-- EXTRACTED DATA start --

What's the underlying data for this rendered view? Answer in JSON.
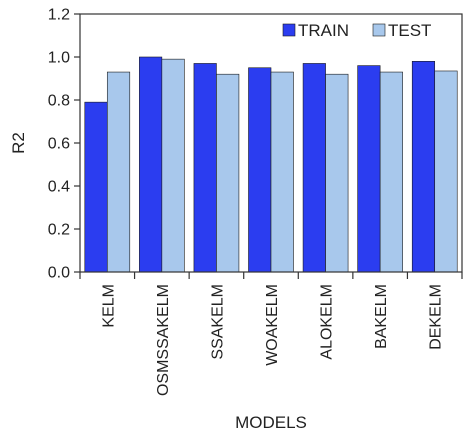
{
  "chart_data": {
    "type": "bar",
    "categories": [
      "KELM",
      "OSMSSAKELM",
      "SSAKELM",
      "WOAKELM",
      "ALOKELM",
      "BAKELM",
      "DEKELM"
    ],
    "series": [
      {
        "name": "TRAIN",
        "values": [
          0.79,
          1.0,
          0.97,
          0.95,
          0.97,
          0.96,
          0.98
        ],
        "color": "#2b3df0"
      },
      {
        "name": "TEST",
        "values": [
          0.93,
          0.99,
          0.92,
          0.93,
          0.92,
          0.93,
          0.935
        ],
        "color": "#a8c8ec"
      }
    ],
    "xlabel": "MODELS",
    "ylabel": "R2",
    "ylim": [
      0,
      1.2
    ],
    "yticks": [
      "0.0",
      "0.2",
      "0.4",
      "0.6",
      "0.8",
      "1.0",
      "1.2"
    ],
    "grid": false,
    "legend_position": "top-right"
  }
}
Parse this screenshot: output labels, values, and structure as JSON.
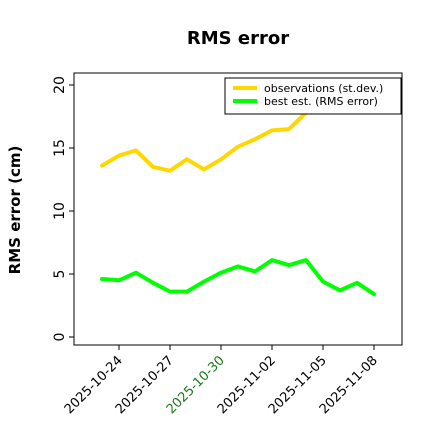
{
  "chart_data": {
    "type": "line",
    "title": "RMS error",
    "xlabel": "",
    "ylabel": "RMS error (cm)",
    "ylim": [
      0,
      21
    ],
    "yticks": [
      0,
      5,
      10,
      15,
      20
    ],
    "xticks": [
      "2025-10-24",
      "2025-10-27",
      "2025-10-30",
      "2025-11-02",
      "2025-11-05",
      "2025-11-08"
    ],
    "highlighted_tick": "2025-10-30",
    "highlight_color": "#1a7a1a",
    "grid": false,
    "legend_position": "top-right",
    "x": [
      "2025-10-23",
      "2025-10-24",
      "2025-10-25",
      "2025-10-26",
      "2025-10-27",
      "2025-10-28",
      "2025-10-29",
      "2025-10-30",
      "2025-10-31",
      "2025-11-01",
      "2025-11-02",
      "2025-11-03",
      "2025-11-04",
      "2025-11-05",
      "2025-11-06",
      "2025-11-07",
      "2025-11-08"
    ],
    "series": [
      {
        "name": "observations (st.dev.)",
        "color": "#ffd700",
        "values": [
          13.6,
          14.4,
          14.8,
          13.5,
          13.2,
          14.1,
          13.3,
          14.1,
          15.1,
          15.7,
          16.4,
          16.5,
          17.8,
          null,
          null,
          null,
          null
        ]
      },
      {
        "name": "best est. (RMS error)",
        "color": "#00ff00",
        "values": [
          4.6,
          4.5,
          5.1,
          4.3,
          3.6,
          3.6,
          4.4,
          5.1,
          5.6,
          5.2,
          6.1,
          5.7,
          6.1,
          4.4,
          3.7,
          4.3,
          3.4
        ]
      }
    ]
  }
}
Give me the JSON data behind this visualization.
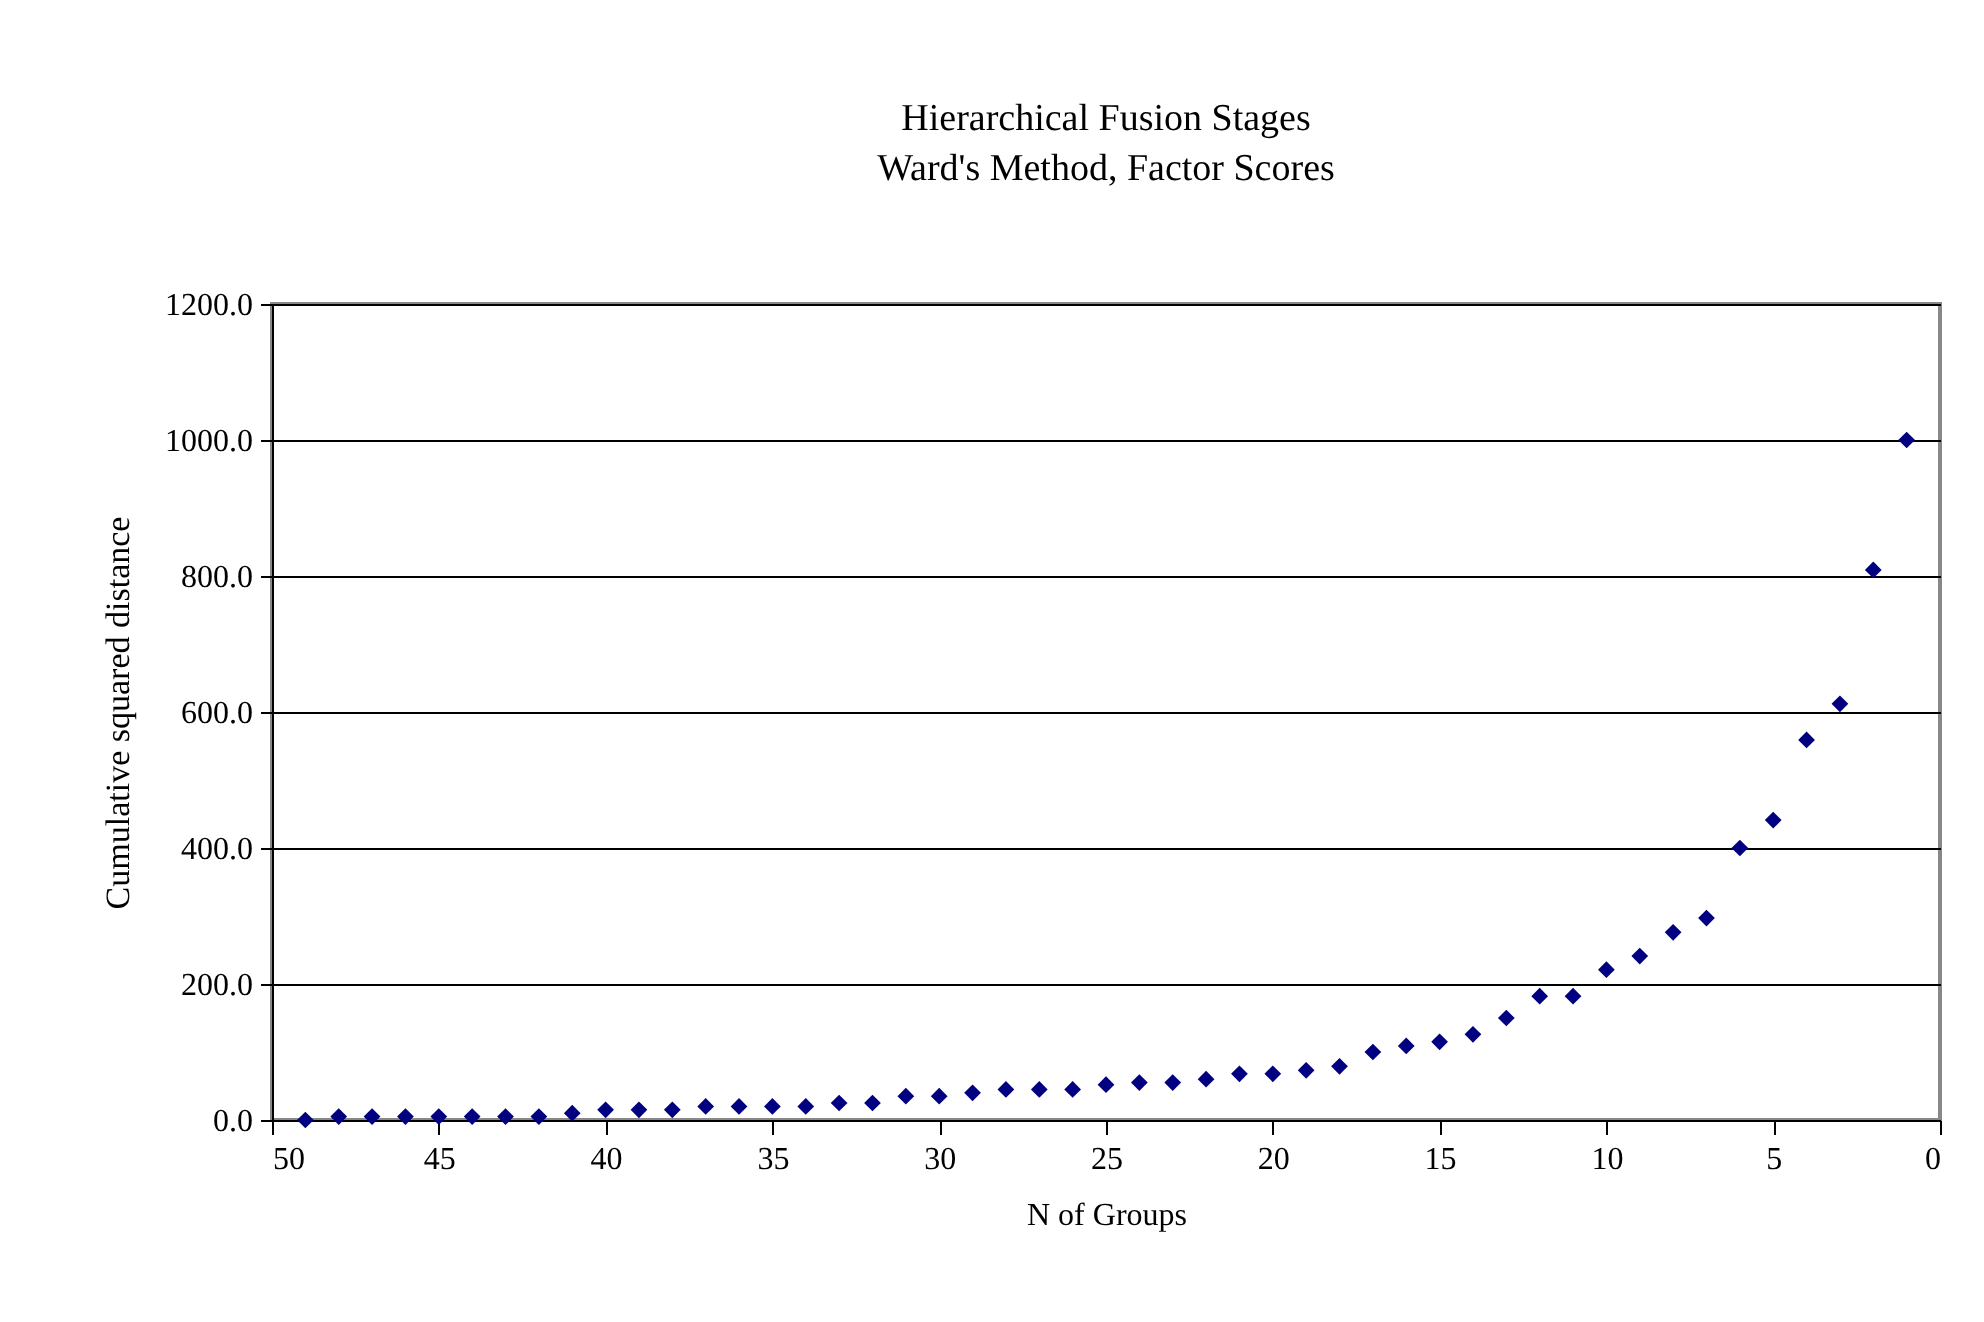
{
  "chart_data": {
    "type": "scatter",
    "title": "Hierarchical Fusion Stages",
    "subtitle": "Ward's Method, Factor Scores",
    "xlabel": "N of Groups",
    "ylabel": "Cumulative squared distance",
    "x": [
      49,
      48,
      47,
      46,
      45,
      44,
      43,
      42,
      41,
      40,
      39,
      38,
      37,
      36,
      35,
      34,
      33,
      32,
      31,
      30,
      29,
      28,
      27,
      26,
      25,
      24,
      23,
      22,
      21,
      20,
      19,
      18,
      17,
      16,
      15,
      14,
      13,
      12,
      11,
      10,
      9,
      8,
      7,
      6,
      5,
      4,
      3,
      2,
      1
    ],
    "series": [
      {
        "color": "#000080",
        "values": [
          0,
          5,
          5,
          5,
          5,
          5,
          5,
          5,
          10,
          15,
          15,
          15,
          20,
          20,
          20,
          20,
          25,
          25,
          35,
          35,
          40,
          45,
          45,
          45,
          52,
          55,
          55,
          60,
          68,
          68,
          73,
          79,
          100,
          109,
          115,
          126,
          150,
          182,
          182,
          221,
          241,
          276,
          297,
          400,
          441,
          559,
          612,
          809,
          1000
        ]
      }
    ],
    "xlim": [
      50,
      0
    ],
    "xticks": [
      50,
      45,
      40,
      35,
      30,
      25,
      20,
      15,
      10,
      5,
      0
    ],
    "ylim": [
      0,
      1200
    ],
    "yticks": [
      {
        "value": 0,
        "label": "0.0"
      },
      {
        "value": 200,
        "label": "200.0"
      },
      {
        "value": 400,
        "label": "400.0"
      },
      {
        "value": 600,
        "label": "600.0"
      },
      {
        "value": 800,
        "label": "800.0"
      },
      {
        "value": 1000,
        "label": "1000.0"
      },
      {
        "value": 1200,
        "label": "1200.0"
      }
    ],
    "grid": "y",
    "marker": "diamond"
  }
}
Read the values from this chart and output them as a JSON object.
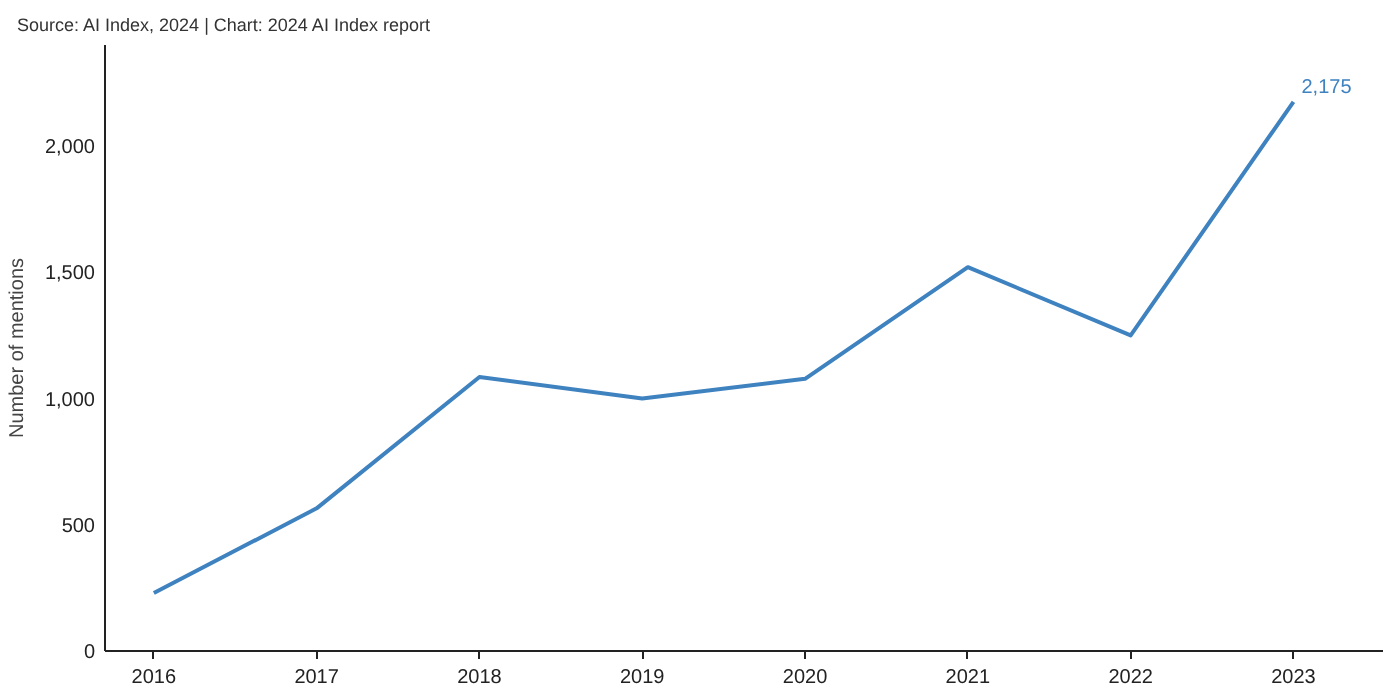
{
  "chart_data": {
    "type": "line",
    "ylabel": "Number of mentions",
    "annotations": [
      "Source: AI Index, 2024 | Chart: 2024 AI Index report",
      {
        "text": "2,175",
        "x": 2023,
        "y": 2175
      }
    ],
    "x": [
      2016,
      2017,
      2018,
      2019,
      2020,
      2021,
      2022,
      2023
    ],
    "series": [
      {
        "color": "#3f82c0",
        "values": [
          230,
          565,
          1085,
          1000,
          1078,
          1520,
          1250,
          2175
        ]
      }
    ],
    "xlim": [
      2015.7,
      2023.55
    ],
    "xticks": [
      2016,
      2017,
      2018,
      2019,
      2020,
      2021,
      2022,
      2023
    ],
    "ylim": [
      0,
      2400
    ],
    "yticks": [
      0,
      {
        "value": 500,
        "label": "500"
      },
      {
        "value": 1000,
        "label": "1,000"
      },
      {
        "value": 1500,
        "label": "1,500"
      },
      {
        "value": 2000,
        "label": "2,000"
      }
    ],
    "grid": false,
    "marker": "none",
    "line_style": "solid"
  }
}
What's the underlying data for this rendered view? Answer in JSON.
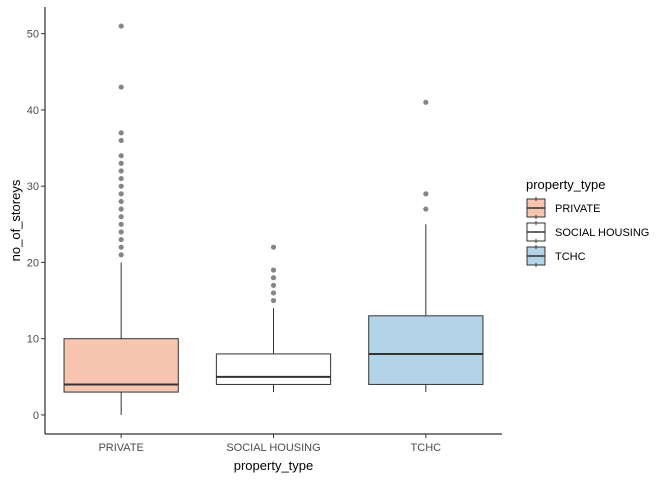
{
  "chart_data": {
    "type": "boxplot",
    "xlabel": "property_type",
    "ylabel": "no_of_storeys",
    "ylim": [
      -2.5,
      53.5
    ],
    "yticks": [
      0,
      10,
      20,
      30,
      40,
      50
    ],
    "grid": false,
    "legend": {
      "title": "property_type",
      "placement": "right",
      "entries": [
        "PRIVATE",
        "SOCIAL HOUSING",
        "TCHC"
      ]
    },
    "categories": [
      "PRIVATE",
      "SOCIAL HOUSING",
      "TCHC"
    ],
    "series": [
      {
        "name": "PRIVATE",
        "color": "#f8c5b0",
        "min": 0,
        "q1": 3,
        "median": 4,
        "q3": 10,
        "max": 20,
        "outliers": [
          21,
          22,
          23,
          24,
          25,
          26,
          27,
          28,
          29,
          30,
          31,
          32,
          33,
          34,
          36,
          37,
          43,
          51
        ]
      },
      {
        "name": "SOCIAL HOUSING",
        "color": "#ffffff",
        "min": 3,
        "q1": 4,
        "median": 5,
        "q3": 8,
        "max": 14,
        "outliers": [
          15,
          16,
          17,
          18,
          19,
          22
        ]
      },
      {
        "name": "TCHC",
        "color": "#b3d4e6",
        "min": 3,
        "q1": 4,
        "median": 8,
        "q3": 13,
        "max": 25,
        "outliers": [
          27,
          29,
          41
        ]
      }
    ]
  }
}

-- EXTRACTED DATA end --

**EXERCISE**
In the listing, find every line containing the word "output" and list it.

**THE SOLUTION**
Parse this screenshot: output labels, values, and structure as JSON.
Read the values from this chart and output them as a JSON object.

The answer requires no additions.